» **Aim of the task**: The material below should be written out in full and exactly; pictures stay out of the copy.

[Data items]
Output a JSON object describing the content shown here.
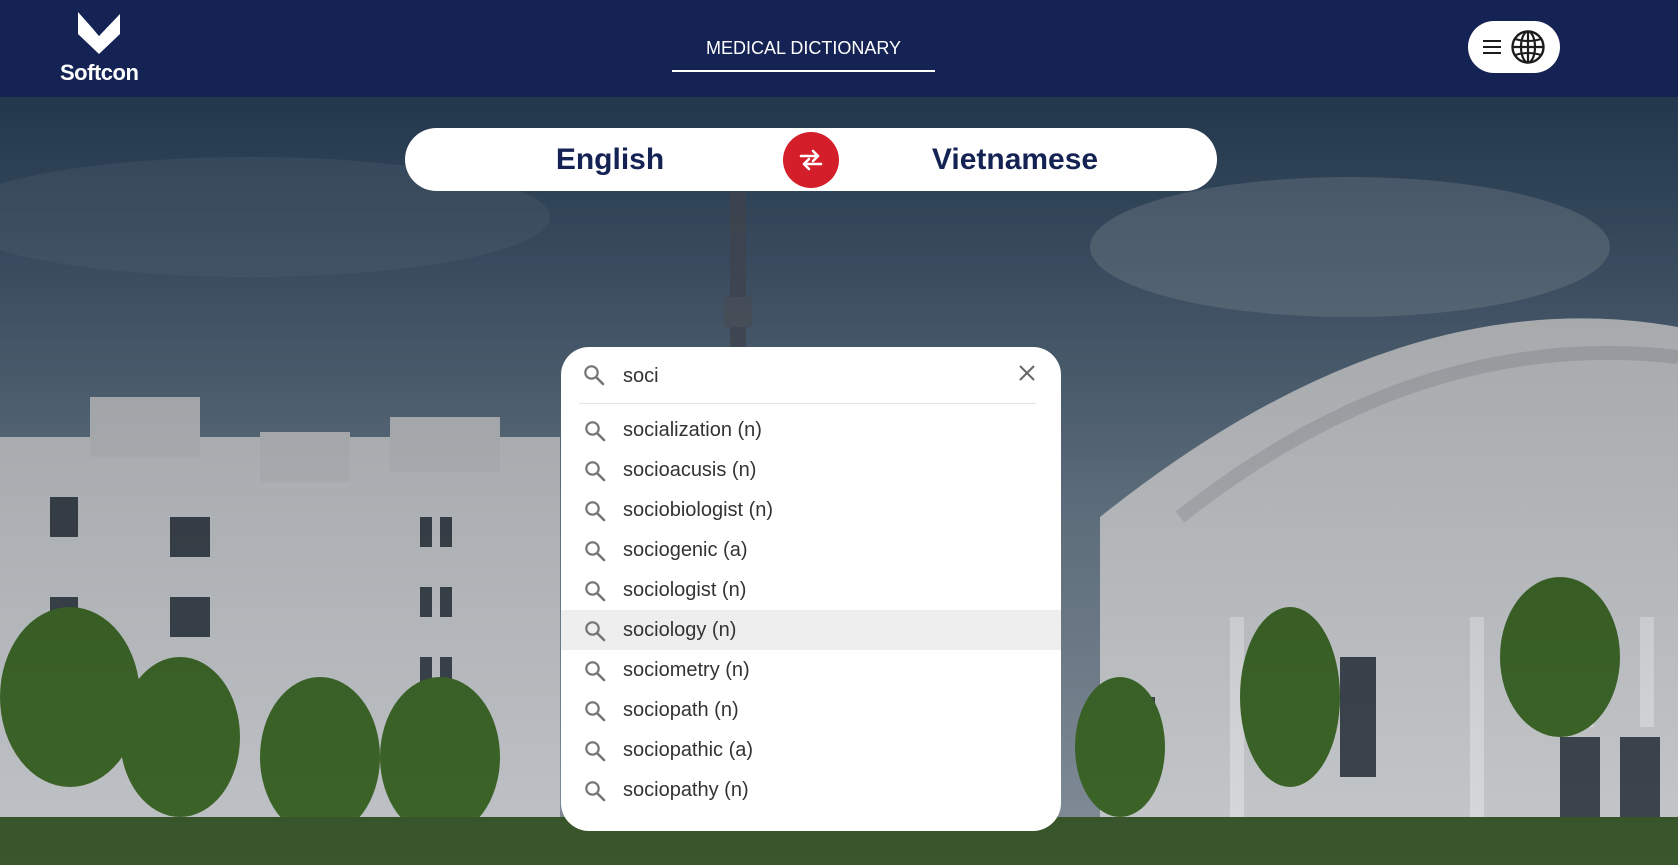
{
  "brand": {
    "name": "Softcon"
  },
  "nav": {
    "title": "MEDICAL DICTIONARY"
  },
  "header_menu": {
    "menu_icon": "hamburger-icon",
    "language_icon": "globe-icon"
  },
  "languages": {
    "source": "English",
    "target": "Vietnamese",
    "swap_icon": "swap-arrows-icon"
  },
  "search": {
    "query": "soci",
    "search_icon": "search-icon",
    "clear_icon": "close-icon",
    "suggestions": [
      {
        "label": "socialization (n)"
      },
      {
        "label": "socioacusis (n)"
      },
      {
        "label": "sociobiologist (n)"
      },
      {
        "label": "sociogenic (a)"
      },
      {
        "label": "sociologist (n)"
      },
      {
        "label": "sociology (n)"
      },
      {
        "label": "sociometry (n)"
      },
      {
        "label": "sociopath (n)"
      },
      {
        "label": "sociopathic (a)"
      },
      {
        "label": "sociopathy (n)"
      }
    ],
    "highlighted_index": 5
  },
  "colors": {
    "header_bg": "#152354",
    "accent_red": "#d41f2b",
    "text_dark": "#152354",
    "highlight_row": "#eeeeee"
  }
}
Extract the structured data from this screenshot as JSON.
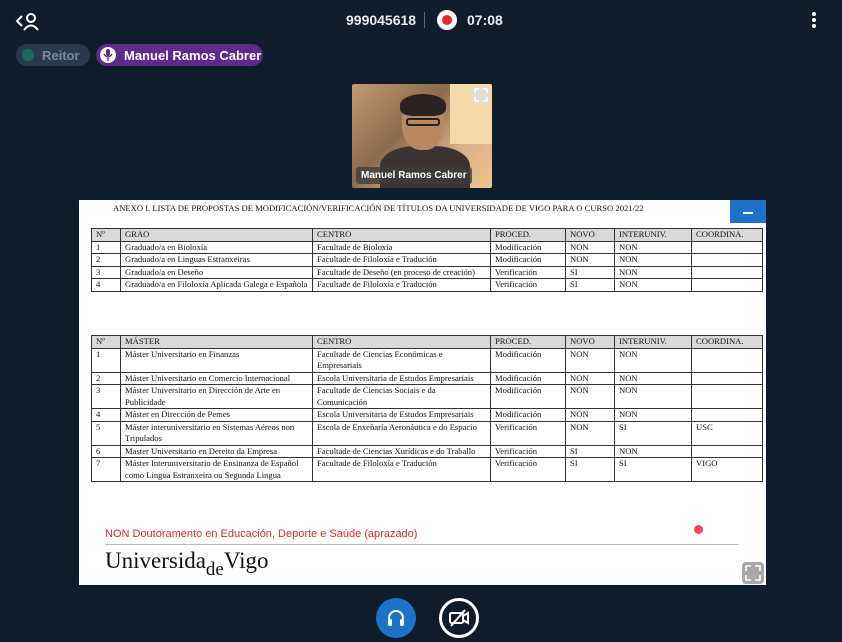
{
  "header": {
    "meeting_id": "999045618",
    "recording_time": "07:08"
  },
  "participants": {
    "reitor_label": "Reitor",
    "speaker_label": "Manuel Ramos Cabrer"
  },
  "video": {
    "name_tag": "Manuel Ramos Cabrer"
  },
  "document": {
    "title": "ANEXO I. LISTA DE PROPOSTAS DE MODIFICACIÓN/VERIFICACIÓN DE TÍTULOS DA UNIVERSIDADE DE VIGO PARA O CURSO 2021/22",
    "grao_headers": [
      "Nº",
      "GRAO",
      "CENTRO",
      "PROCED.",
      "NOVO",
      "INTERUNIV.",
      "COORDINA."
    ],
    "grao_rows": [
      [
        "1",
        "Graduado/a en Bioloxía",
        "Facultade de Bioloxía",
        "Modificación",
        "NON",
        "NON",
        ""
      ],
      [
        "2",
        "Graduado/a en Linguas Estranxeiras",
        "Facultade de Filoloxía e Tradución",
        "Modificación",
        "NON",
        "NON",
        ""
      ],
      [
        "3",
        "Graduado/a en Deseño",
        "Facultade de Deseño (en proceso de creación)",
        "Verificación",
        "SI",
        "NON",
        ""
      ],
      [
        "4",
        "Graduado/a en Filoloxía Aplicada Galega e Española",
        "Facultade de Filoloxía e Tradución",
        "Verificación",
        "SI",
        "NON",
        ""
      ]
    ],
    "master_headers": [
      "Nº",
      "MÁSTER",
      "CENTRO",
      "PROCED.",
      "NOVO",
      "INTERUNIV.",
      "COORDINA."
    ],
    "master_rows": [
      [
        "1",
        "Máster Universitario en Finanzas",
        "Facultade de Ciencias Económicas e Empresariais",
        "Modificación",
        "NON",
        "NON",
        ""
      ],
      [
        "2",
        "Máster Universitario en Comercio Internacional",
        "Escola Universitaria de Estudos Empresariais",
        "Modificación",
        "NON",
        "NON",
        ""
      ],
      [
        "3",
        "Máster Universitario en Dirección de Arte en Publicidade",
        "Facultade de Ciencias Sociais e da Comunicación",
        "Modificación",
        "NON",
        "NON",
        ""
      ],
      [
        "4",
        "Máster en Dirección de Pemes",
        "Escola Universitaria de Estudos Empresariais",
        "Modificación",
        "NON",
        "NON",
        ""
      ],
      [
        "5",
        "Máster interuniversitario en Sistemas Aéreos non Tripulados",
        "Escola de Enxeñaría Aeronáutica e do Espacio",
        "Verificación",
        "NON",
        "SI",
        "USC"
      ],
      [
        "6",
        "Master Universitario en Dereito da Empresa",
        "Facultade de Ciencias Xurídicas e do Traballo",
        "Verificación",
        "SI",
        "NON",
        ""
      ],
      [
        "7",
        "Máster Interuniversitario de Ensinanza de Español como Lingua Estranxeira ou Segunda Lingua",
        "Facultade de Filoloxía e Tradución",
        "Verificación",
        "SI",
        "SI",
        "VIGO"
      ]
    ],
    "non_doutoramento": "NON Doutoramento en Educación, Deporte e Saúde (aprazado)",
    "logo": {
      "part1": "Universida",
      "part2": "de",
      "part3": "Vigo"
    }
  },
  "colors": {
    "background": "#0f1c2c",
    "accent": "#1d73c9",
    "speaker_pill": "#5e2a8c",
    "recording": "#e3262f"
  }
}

» **Solution**:
Output a JSON object describing the content shown here.
{
  "brand": {
    "name": "Softcon"
  },
  "nav": {
    "title": "MEDICAL DICTIONARY"
  },
  "header_menu": {
    "menu_icon": "hamburger-icon",
    "language_icon": "globe-icon"
  },
  "languages": {
    "source": "English",
    "target": "Vietnamese",
    "swap_icon": "swap-arrows-icon"
  },
  "search": {
    "query": "soci",
    "search_icon": "search-icon",
    "clear_icon": "close-icon",
    "suggestions": [
      {
        "label": "socialization (n)"
      },
      {
        "label": "socioacusis (n)"
      },
      {
        "label": "sociobiologist (n)"
      },
      {
        "label": "sociogenic (a)"
      },
      {
        "label": "sociologist (n)"
      },
      {
        "label": "sociology (n)"
      },
      {
        "label": "sociometry (n)"
      },
      {
        "label": "sociopath (n)"
      },
      {
        "label": "sociopathic (a)"
      },
      {
        "label": "sociopathy (n)"
      }
    ],
    "highlighted_index": 5
  },
  "colors": {
    "header_bg": "#152354",
    "accent_red": "#d41f2b",
    "text_dark": "#152354",
    "highlight_row": "#eeeeee"
  }
}
Extract the structured data from this screenshot as JSON.
{
  "header": {
    "meeting_id": "999045618",
    "recording_time": "07:08"
  },
  "participants": {
    "reitor_label": "Reitor",
    "speaker_label": "Manuel Ramos Cabrer"
  },
  "video": {
    "name_tag": "Manuel Ramos Cabrer"
  },
  "document": {
    "title": "ANEXO I. LISTA DE PROPOSTAS DE MODIFICACIÓN/VERIFICACIÓN DE TÍTULOS DA UNIVERSIDADE DE VIGO PARA O CURSO 2021/22",
    "grao_headers": [
      "Nº",
      "GRAO",
      "CENTRO",
      "PROCED.",
      "NOVO",
      "INTERUNIV.",
      "COORDINA."
    ],
    "grao_rows": [
      [
        "1",
        "Graduado/a en Bioloxía",
        "Facultade de Bioloxía",
        "Modificación",
        "NON",
        "NON",
        ""
      ],
      [
        "2",
        "Graduado/a en Linguas Estranxeiras",
        "Facultade de Filoloxía e Tradución",
        "Modificación",
        "NON",
        "NON",
        ""
      ],
      [
        "3",
        "Graduado/a en Deseño",
        "Facultade de Deseño (en proceso de creación)",
        "Verificación",
        "SI",
        "NON",
        ""
      ],
      [
        "4",
        "Graduado/a en Filoloxía Aplicada Galega e Española",
        "Facultade de Filoloxía e Tradución",
        "Verificación",
        "SI",
        "NON",
        ""
      ]
    ],
    "master_headers": [
      "Nº",
      "MÁSTER",
      "CENTRO",
      "PROCED.",
      "NOVO",
      "INTERUNIV.",
      "COORDINA."
    ],
    "master_rows": [
      [
        "1",
        "Máster Universitario en Finanzas",
        "Facultade de Ciencias Económicas e Empresariais",
        "Modificación",
        "NON",
        "NON",
        ""
      ],
      [
        "2",
        "Máster Universitario en Comercio Internacional",
        "Escola Universitaria de Estudos Empresariais",
        "Modificación",
        "NON",
        "NON",
        ""
      ],
      [
        "3",
        "Máster Universitario en Dirección de Arte en Publicidade",
        "Facultade de Ciencias Sociais e da Comunicación",
        "Modificación",
        "NON",
        "NON",
        ""
      ],
      [
        "4",
        "Máster en Dirección de Pemes",
        "Escola Universitaria de Estudos Empresariais",
        "Modificación",
        "NON",
        "NON",
        ""
      ],
      [
        "5",
        "Máster interuniversitario en Sistemas Aéreos non Tripulados",
        "Escola de Enxeñaría Aeronáutica e do Espacio",
        "Verificación",
        "NON",
        "SI",
        "USC"
      ],
      [
        "6",
        "Master Universitario en Dereito da Empresa",
        "Facultade de Ciencias Xurídicas e do Traballo",
        "Verificación",
        "SI",
        "NON",
        ""
      ],
      [
        "7",
        "Máster Interuniversitario de Ensinanza de Español como Lingua Estranxeira ou Segunda Lingua",
        "Facultade de Filoloxía e Tradución",
        "Verificación",
        "SI",
        "SI",
        "VIGO"
      ]
    ],
    "non_doutoramento": "NON Doutoramento en Educación, Deporte e Saúde (aprazado)",
    "logo": {
      "part1": "Universida",
      "part2": "de",
      "part3": "Vigo"
    }
  },
  "colors": {
    "background": "#0f1c2c",
    "accent": "#1d73c9",
    "speaker_pill": "#5e2a8c",
    "recording": "#e3262f"
  }
}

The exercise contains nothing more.